— Start of Entries provided —

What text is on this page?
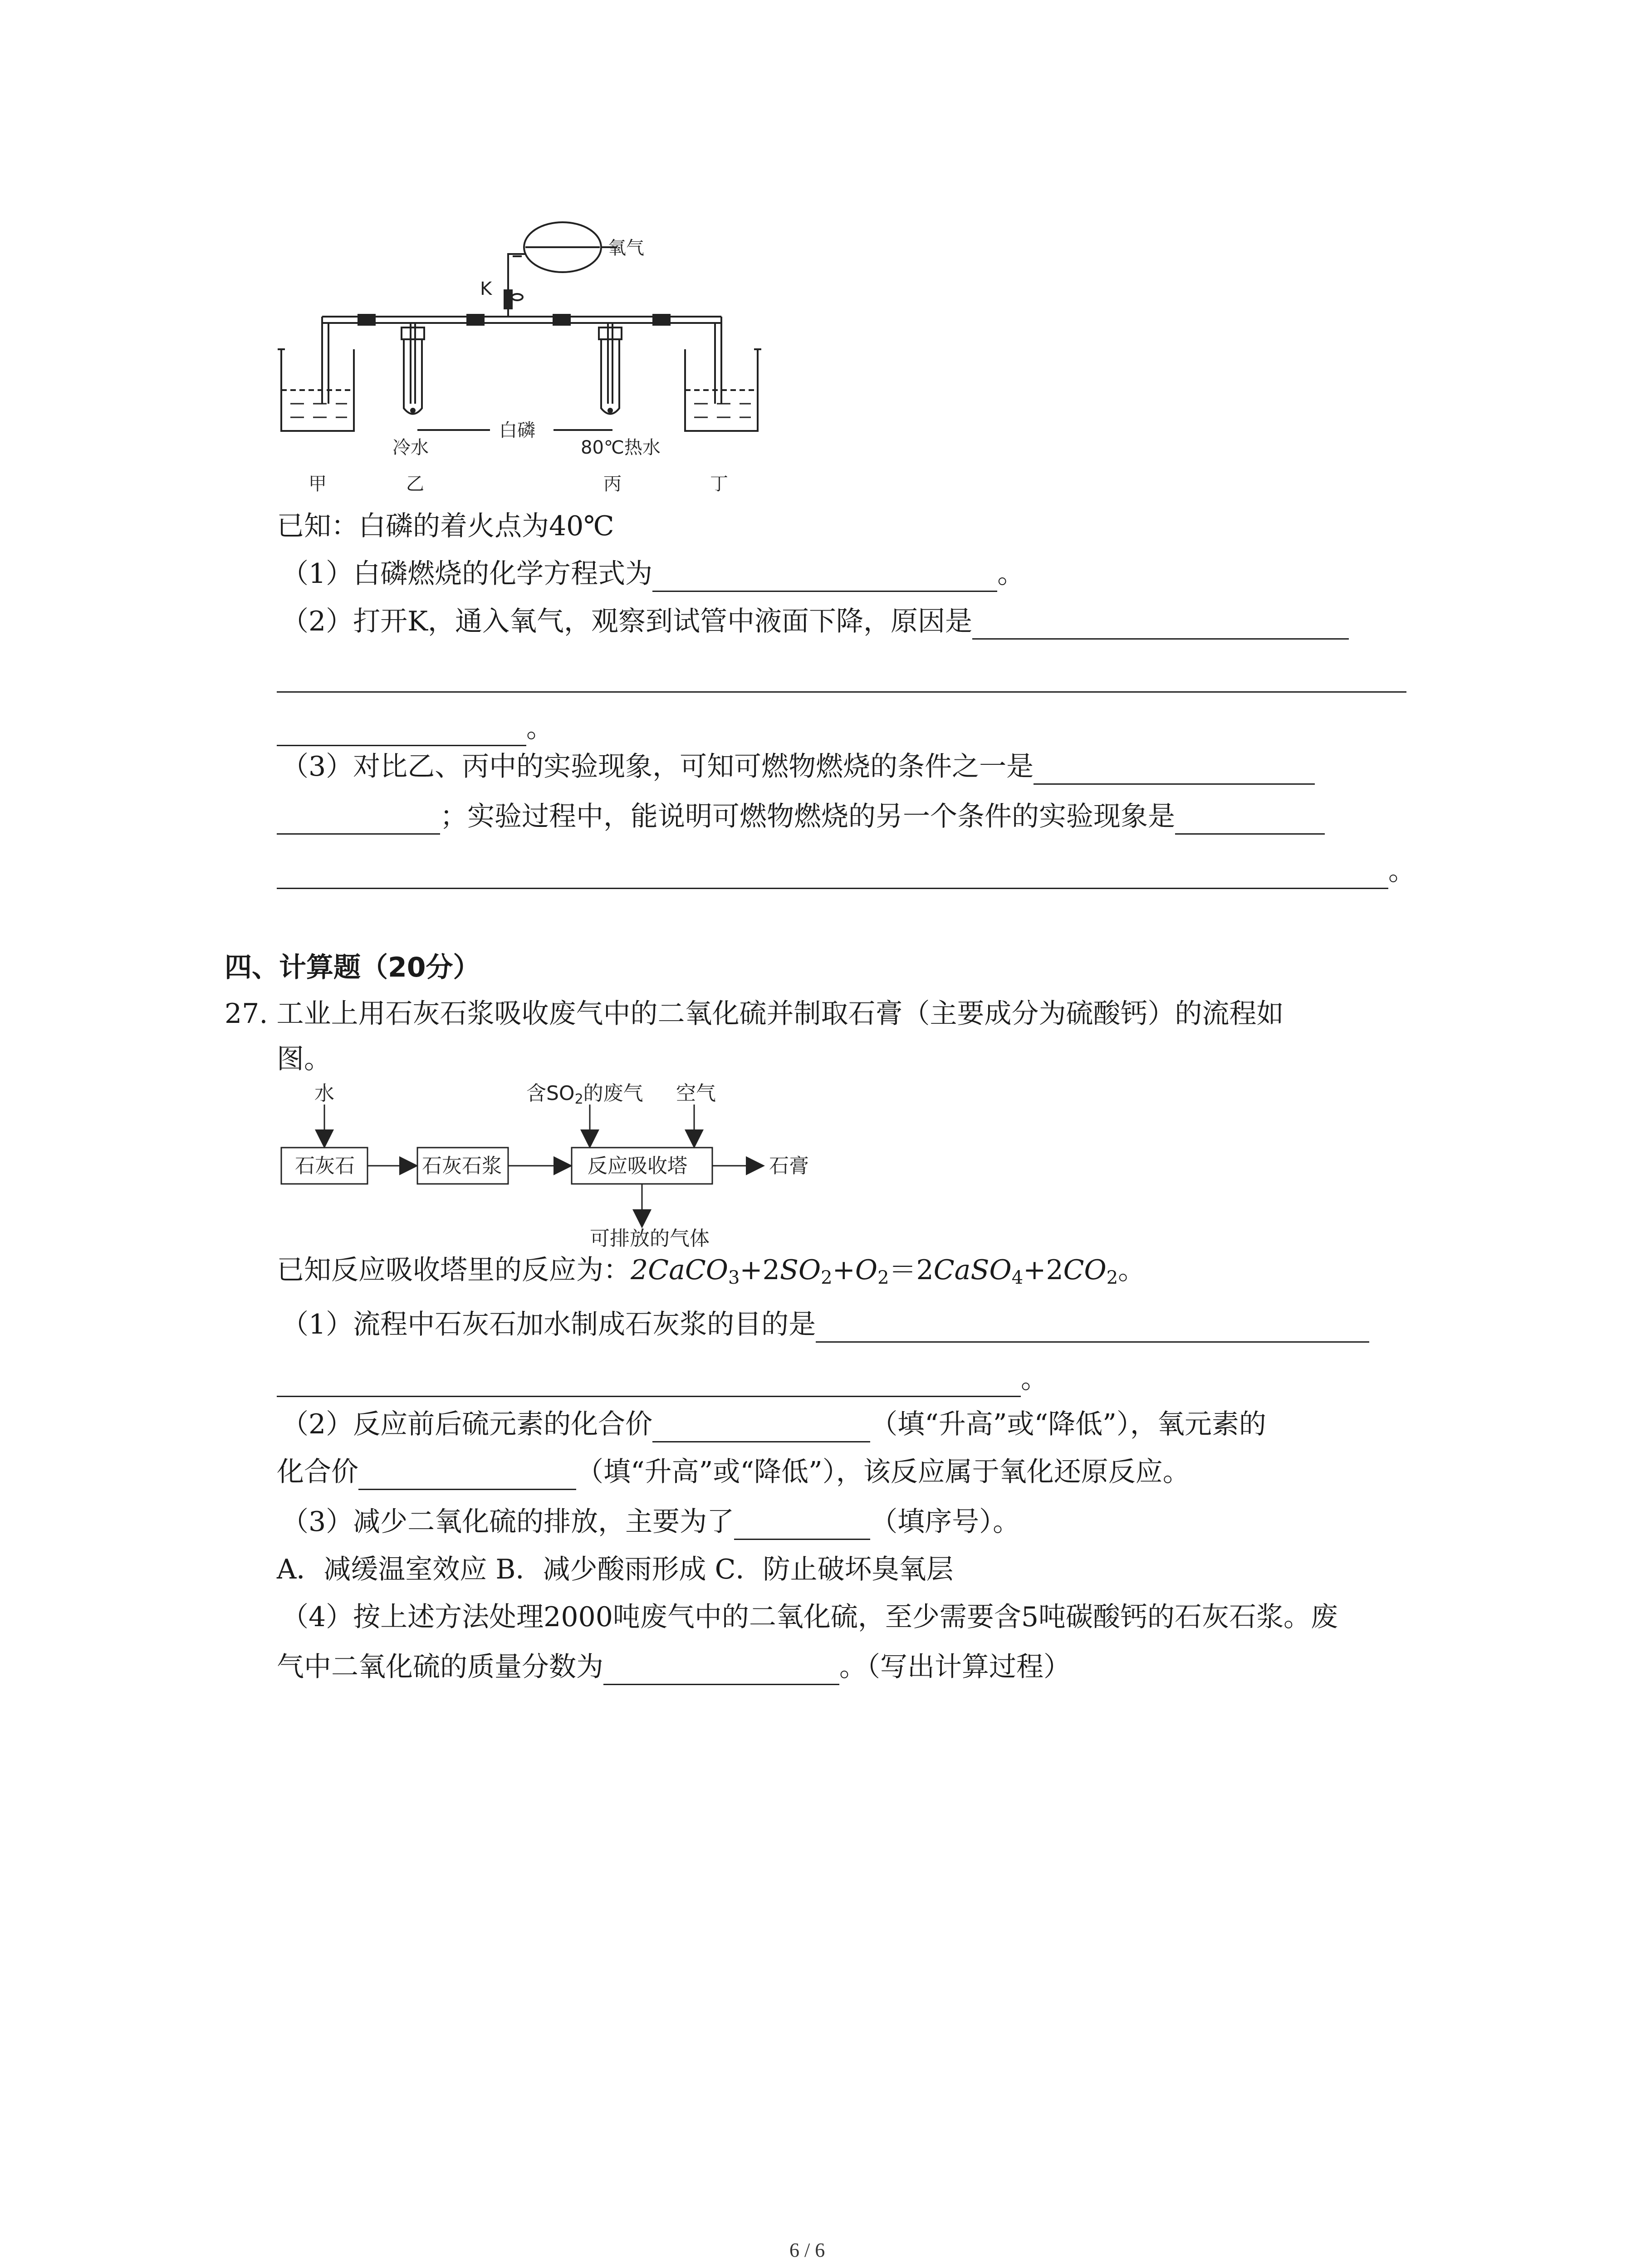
氧气
K
白磷
冷水	80℃热水
甲	乙	丙	丁
已知：白磷的着火点为40℃
（1）白磷燃烧的化学方程式为	。
（2）打开K，通入氧气，观察到试管中液面下降，原因是
。
（3）对比乙、丙中的实验现象，可知可燃物燃烧的条件之一是
；实验过程中，能说明可燃物燃烧的另一个条件的实验现象是
。
四、计算题（20分）
27. 工业上用石灰石浆吸收废气中的二氧化硫并制取石膏（主要成分为硫酸钙）的流程如
图。
水
石灰石	石灰石浆	反应吸收塔	石膏
含SO2的废气 空气
可排放的气体
已知反应吸收塔里的反应为：$2CaCO_3+2SO_2+O_2=2CaSO_4+2CO_2$。
（1）流程中石灰石加水制成石灰浆的目的是
。
（2）反应前后硫元素的化合价	（填“升高”或“降低”），氧元素的
化合价	（填“升高”或“降低”），该反应属于氧化还原反应。
（3）减少二氧化硫的排放，主要为了	（填序号）。
A．减缓温室效应 B．减少酸雨形成 C．防止破坏臭氧层
（4）按上述方法处理2000吨废气中的二氧化硫，至少需要含5吨碳酸钙的石灰石浆。废
气中二氧化硫的质量分数为	。（写出计算过程）
6 / 6
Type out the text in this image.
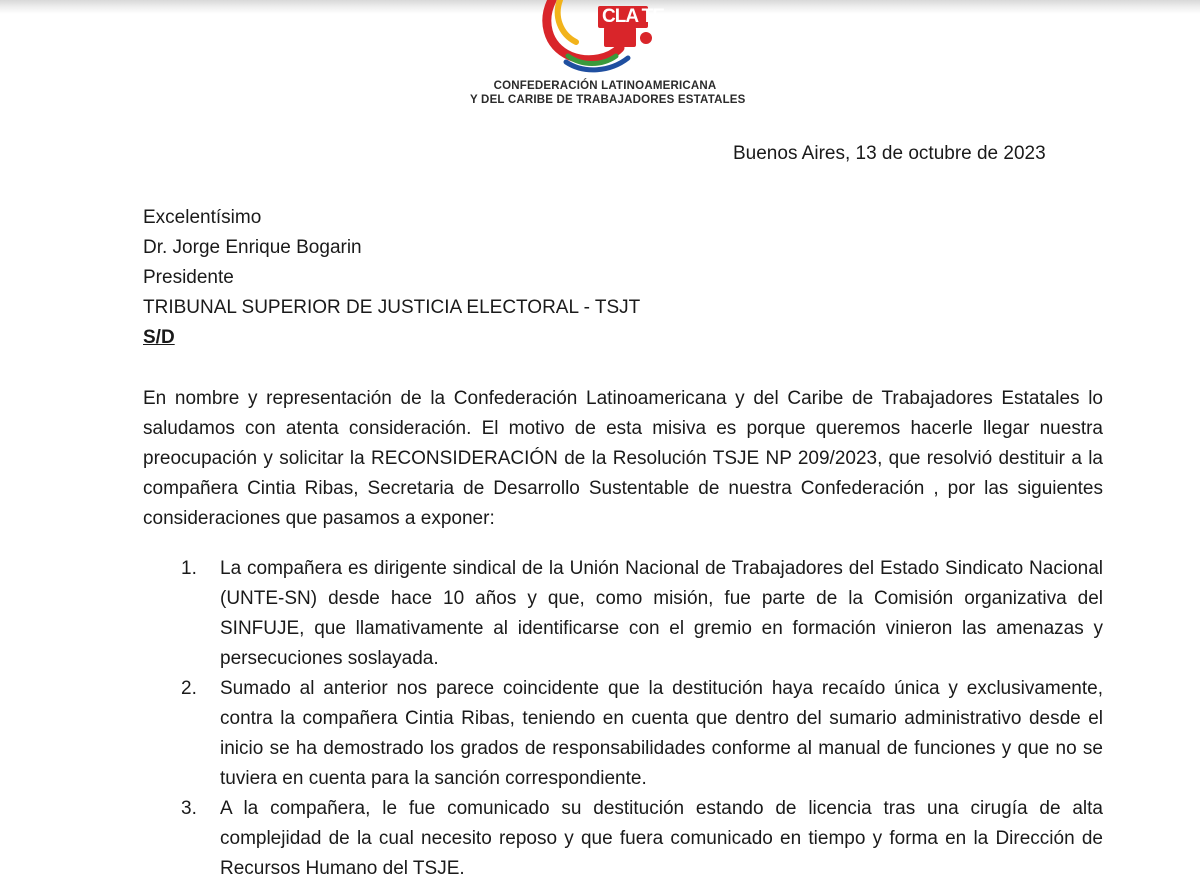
CLA TE
CONFEDERACIÓN LATINOAMERICANA
Y DEL CARIBE DE TRABAJADORES ESTATALES
Buenos Aires, 13 de octubre de 2023
Excelentísimo
Dr. Jorge Enrique Bogarin
Presidente
TRIBUNAL SUPERIOR DE JUSTICIA ELECTORAL - TSJT
S/D
En nombre y representación de la Confederación Latinoamericana y del Caribe de Trabajadores Estatales lo saludamos con atenta consideración. El motivo de esta misiva es porque queremos hacerle llegar nuestra preocupación y solicitar la RECONSIDERACIÓN de la Resolución TSJE NP 209/2023, que resolvió destituir a la compañera Cintia Ribas, Secretaria de Desarrollo Sustentable de nuestra Confederación , por las siguientes consideraciones que pasamos a exponer:
1. La compañera es dirigente sindical de la Unión Nacional de Trabajadores del Estado Sindicato Nacional (UNTE-SN) desde hace 10 años y que, como misión, fue parte de la Comisión organizativa del SINFUJE, que llamativamente al identificarse con el gremio en formación vinieron las amenazas y persecuciones soslayada.
2. Sumado al anterior nos parece coincidente que la destitución haya recaído única y exclusivamente, contra la compañera Cintia Ribas, teniendo en cuenta que dentro del sumario administrativo desde el inicio se ha demostrado los grados de responsabilidades conforme al manual de funciones y que no se tuviera en cuenta para la sanción correspondiente.
3. A la compañera, le fue comunicado su destitución estando de licencia tras una cirugía de alta complejidad de la cual necesito reposo y que fuera comunicado en tiempo y forma en la Dirección de Recursos Humano del TSJE.
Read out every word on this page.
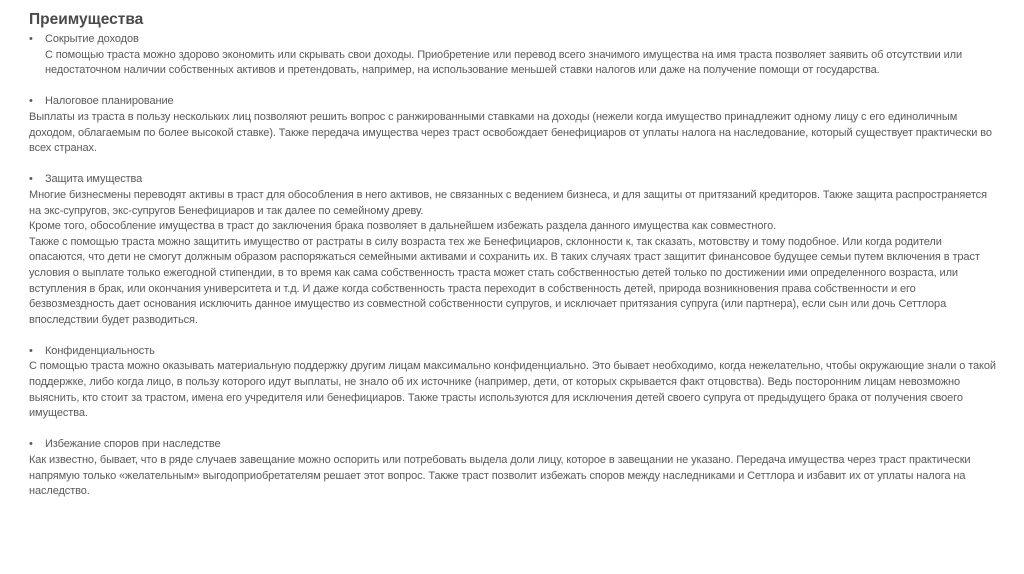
Преимущества
•	Сокрытие доходов

С помощью траста можно здорово экономить или скрывать свои доходы. Приобретение или перевод всего значимого имущества на имя траста позволяет заявить об отсутствии или недостаточном наличии собственных активов и претендовать, например, на использование меньшей ставки налогов или даже на получение помощи от государства.

•	Налоговое планирование

Выплаты из траста в пользу нескольких лиц позволяют решить вопрос с ранжированными ставками на доходы (нежели когда имущество принадлежит одному лицу с его единоличным доходом, облагаемым по более высокой ставке). Также передача имущества через траст освобождает бенефициаров от уплаты налога на наследование, который существует практически во всех странах.

•	Защита имущества

Многие бизнесмены переводят активы в траст для обособления в него активов, не связанных с ведением бизнеса, и для защиты от притязаний кредиторов. Также защита распространяется на экс-супругов, экс-супругов Бенефициаров и так далее по семейному древу.

Кроме того, обособление имущества в траст до заключения брака позволяет в дальнейшем избежать раздела данного имущества как совместного.

Также с помощью траста можно защитить имущество от растраты в силу возраста тех же Бенефициаров, склонности к, так сказать, мотовству и тому подобное. Или когда родители опасаются, что дети не смогут должным образом распоряжаться семейными активами и сохранить их. В таких случаях траст защитит финансовое будущее семьи путем включения в траст условия о выплате только ежегодной стипендии, в то время как сама собственность траста может стать собственностью детей только по достижении ими определенного возраста, или вступления в брак, или окончания университета и т.д. И даже когда собственность траста переходит в собственность детей, природа возникновения права собственности и его безвозмездность дает основания исключить данное имущество из совместной собственности супругов, и исключает притязания супруга (или партнера), если сын или дочь Сеттлора впоследствии будет разводиться.

•	Конфиденциальность

С помощью траста можно оказывать материальную поддержку другим лицам максимально конфиденциально. Это бывает необходимо, когда нежелательно, чтобы окружающие знали о такой поддержке, либо когда лицо, в пользу которого идут выплаты, не знало об их источнике (например, дети, от которых скрывается факт отцовства). Ведь посторонним лицам невозможно выяснить, кто стоит за трастом, имена его учредителя или бенефициаров. Также трасты используются для исключения детей своего супруга от предыдущего брака от получения своего имущества.

•	Избежание споров при наследстве

Как известно, бывает, что в ряде случаев завещание можно оспорить или потребовать выдела доли лицу, которое в завещании не указано. Передача имущества через траст практически напрямую только «желательным» выгодоприобретателям решает этот вопрос. Также траст позволит избежать споров между наследниками и Сеттлора и избавит их от уплаты налога на наследство.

— End of Entries provided —

* **Aim of the task**: Make an exact copy of all the material, but keep the pictures out of it.

* **Finished task**:
What text is on this page?
氧气
K
白磷
冷水	80℃热水
甲	乙	丙	丁
已知：白磷的着火点为40℃
（1）白磷燃烧的化学方程式为	。
（2）打开K，通入氧气，观察到试管中液面下降，原因是
。
（3）对比乙、丙中的实验现象，可知可燃物燃烧的条件之一是
；实验过程中，能说明可燃物燃烧的另一个条件的实验现象是
。
四、计算题（20分）
27. 工业上用石灰石浆吸收废气中的二氧化硫并制取石膏（主要成分为硫酸钙）的流程如
图。
水
石灰石	石灰石浆	反应吸收塔	石膏
含SO2的废气 空气
可排放的气体
已知反应吸收塔里的反应为：$2CaCO_3+2SO_2+O_2=2CaSO_4+2CO_2$。
（1）流程中石灰石加水制成石灰浆的目的是
。
（2）反应前后硫元素的化合价	（填“升高”或“降低”），氧元素的
化合价	（填“升高”或“降低”），该反应属于氧化还原反应。
（3）减少二氧化硫的排放，主要为了	（填序号）。
A．减缓温室效应 B．减少酸雨形成 C．防止破坏臭氧层
（4）按上述方法处理2000吨废气中的二氧化硫，至少需要含5吨碳酸钙的石灰石浆。废
气中二氧化硫的质量分数为	。（写出计算过程）
6 / 6
Type out the text in this image.
CLA TE
CONFEDERACIÓN LATINOAMERICANA
Y DEL CARIBE DE TRABAJADORES ESTATALES
Buenos Aires, 13 de octubre de 2023
Excelentísimo
Dr. Jorge Enrique Bogarin
Presidente
TRIBUNAL SUPERIOR DE JUSTICIA ELECTORAL - TSJT
S/D
En nombre y representación de la Confederación Latinoamericana y del Caribe de Trabajadores Estatales lo saludamos con atenta consideración. El motivo de esta misiva es porque queremos hacerle llegar nuestra preocupación y solicitar la RECONSIDERACIÓN de la Resolución TSJE NP 209/2023, que resolvió destituir a la compañera Cintia Ribas, Secretaria de Desarrollo Sustentable de nuestra Confederación , por las siguientes consideraciones que pasamos a exponer:
1. La compañera es dirigente sindical de la Unión Nacional de Trabajadores del Estado Sindicato Nacional (UNTE-SN) desde hace 10 años y que, como misión, fue parte de la Comisión organizativa del SINFUJE, que llamativamente al identificarse con el gremio en formación vinieron las amenazas y persecuciones soslayada.
2. Sumado al anterior nos parece coincidente que la destitución haya recaído única y exclusivamente, contra la compañera Cintia Ribas, teniendo en cuenta que dentro del sumario administrativo desde el inicio se ha demostrado los grados de responsabilidades conforme al manual de funciones y que no se tuviera en cuenta para la sanción correspondiente.
3. A la compañera, le fue comunicado su destitución estando de licencia tras una cirugía de alta complejidad de la cual necesito reposo y que fuera comunicado en tiempo y forma en la Dirección de Recursos Humano del TSJE.
Read out every word on this page.
Преимущества
•	Сокрытие доходов

С помощью траста можно здорово экономить или скрывать свои доходы. Приобретение или перевод всего значимого имущества на имя траста позволяет заявить об отсутствии или недостаточном наличии собственных активов и претендовать, например, на использование меньшей ставки налогов или даже на получение помощи от государства.

•	Налоговое планирование

Выплаты из траста в пользу нескольких лиц позволяют решить вопрос с ранжированными ставками на доходы (нежели когда имущество принадлежит одному лицу с его единоличным доходом, облагаемым по более высокой ставке). Также передача имущества через траст освобождает бенефициаров от уплаты налога на наследование, который существует практически во всех странах.

•	Защита имущества

Многие бизнесмены переводят активы в траст для обособления в него активов, не связанных с ведением бизнеса, и для защиты от притязаний кредиторов. Также защита распространяется на экс-супругов, экс-супругов Бенефициаров и так далее по семейному древу.

Кроме того, обособление имущества в траст до заключения брака позволяет в дальнейшем избежать раздела данного имущества как совместного.

Также с помощью траста можно защитить имущество от растраты в силу возраста тех же Бенефициаров, склонности к, так сказать, мотовству и тому подобное. Или когда родители опасаются, что дети не смогут должным образом распоряжаться семейными активами и сохранить их. В таких случаях траст защитит финансовое будущее семьи путем включения в траст условия о выплате только ежегодной стипендии, в то время как сама собственность траста может стать собственностью детей только по достижении ими определенного возраста, или вступления в брак, или окончания университета и т.д. И даже когда собственность траста переходит в собственность детей, природа возникновения права собственности и его безвозмездность дает основания исключить данное имущество из совместной собственности супругов, и исключает притязания супруга (или партнера), если сын или дочь Сеттлора впоследствии будет разводиться.

•	Конфиденциальность

С помощью траста можно оказывать материальную поддержку другим лицам максимально конфиденциально. Это бывает необходимо, когда нежелательно, чтобы окружающие знали о такой поддержке, либо когда лицо, в пользу которого идут выплаты, не знало об их источнике (например, дети, от которых скрывается факт отцовства). Ведь посторонним лицам невозможно выяснить, кто стоит за трастом, имена его учредителя или бенефициаров. Также трасты используются для исключения детей своего супруга от предыдущего брака от получения своего имущества.

•	Избежание споров при наследстве

Как известно, бывает, что в ряде случаев завещание можно оспорить или потребовать выдела доли лицу, которое в завещании не указано. Передача имущества через траст практически напрямую только «желательным» выгодоприобретателям решает этот вопрос. Также траст позволит избежать споров между наследниками и Сеттлора и избавит их от уплаты налога на наследство.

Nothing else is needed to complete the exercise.